Task to carry out: Without the images, write out all of the following entries exactly.

━━━ Records for the task

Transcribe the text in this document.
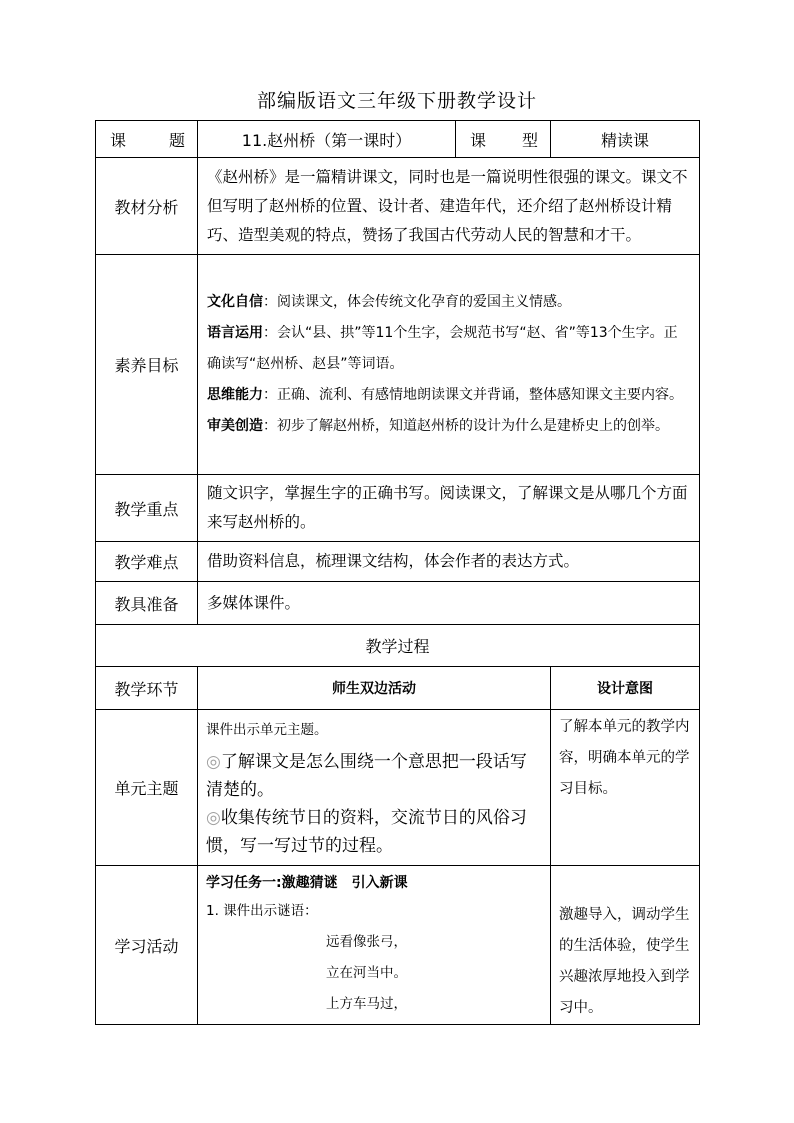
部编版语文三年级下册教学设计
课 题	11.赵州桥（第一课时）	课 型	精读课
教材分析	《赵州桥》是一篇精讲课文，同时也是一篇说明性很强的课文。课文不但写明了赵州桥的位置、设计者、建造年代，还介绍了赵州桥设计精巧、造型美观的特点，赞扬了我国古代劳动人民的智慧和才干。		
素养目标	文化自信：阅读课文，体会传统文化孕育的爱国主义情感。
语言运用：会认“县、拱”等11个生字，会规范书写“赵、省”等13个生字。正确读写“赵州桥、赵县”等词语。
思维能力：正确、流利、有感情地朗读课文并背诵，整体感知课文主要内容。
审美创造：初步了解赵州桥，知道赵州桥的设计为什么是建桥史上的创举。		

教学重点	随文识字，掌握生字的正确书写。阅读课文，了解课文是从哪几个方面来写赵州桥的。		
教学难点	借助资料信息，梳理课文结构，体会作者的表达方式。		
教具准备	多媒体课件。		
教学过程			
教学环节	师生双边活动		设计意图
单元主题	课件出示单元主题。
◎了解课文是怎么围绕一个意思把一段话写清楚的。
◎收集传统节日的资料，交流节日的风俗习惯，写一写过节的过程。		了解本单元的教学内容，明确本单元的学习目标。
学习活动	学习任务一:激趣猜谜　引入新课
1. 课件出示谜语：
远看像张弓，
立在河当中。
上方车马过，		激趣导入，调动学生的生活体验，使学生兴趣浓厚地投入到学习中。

━━━━━━

Written solution:
Transcribe the text in this document.
部编版语文三年级下册教学设计
课 题	11.赵州桥（第一课时）	课 型	精读课
教材分析	《赵州桥》是一篇精讲课文，同时也是一篇说明性很强的课文。课文不但写明了赵州桥的位置、设计者、建造年代，还介绍了赵州桥设计精巧、造型美观的特点，赞扬了我国古代劳动人民的智慧和才干。		
素养目标	文化自信：阅读课文，体会传统文化孕育的爱国主义情感。
语言运用：会认“县、拱”等11个生字，会规范书写“赵、省”等13个生字。正确读写“赵州桥、赵县”等词语。
思维能力：正确、流利、有感情地朗读课文并背诵，整体感知课文主要内容。
审美创造：初步了解赵州桥，知道赵州桥的设计为什么是建桥史上的创举。		

教学重点	随文识字，掌握生字的正确书写。阅读课文，了解课文是从哪几个方面来写赵州桥的。		
教学难点	借助资料信息，梳理课文结构，体会作者的表达方式。		
教具准备	多媒体课件。		
教学过程			
教学环节	师生双边活动		设计意图
单元主题	课件出示单元主题。
◎了解课文是怎么围绕一个意思把一段话写清楚的。
◎收集传统节日的资料，交流节日的风俗习惯，写一写过节的过程。		了解本单元的教学内容，明确本单元的学习目标。
学习活动	学习任务一:激趣猜谜　引入新课
1. 课件出示谜语：
远看像张弓，
立在河当中。
上方车马过，		激趣导入，调动学生的生活体验，使学生兴趣浓厚地投入到学习中。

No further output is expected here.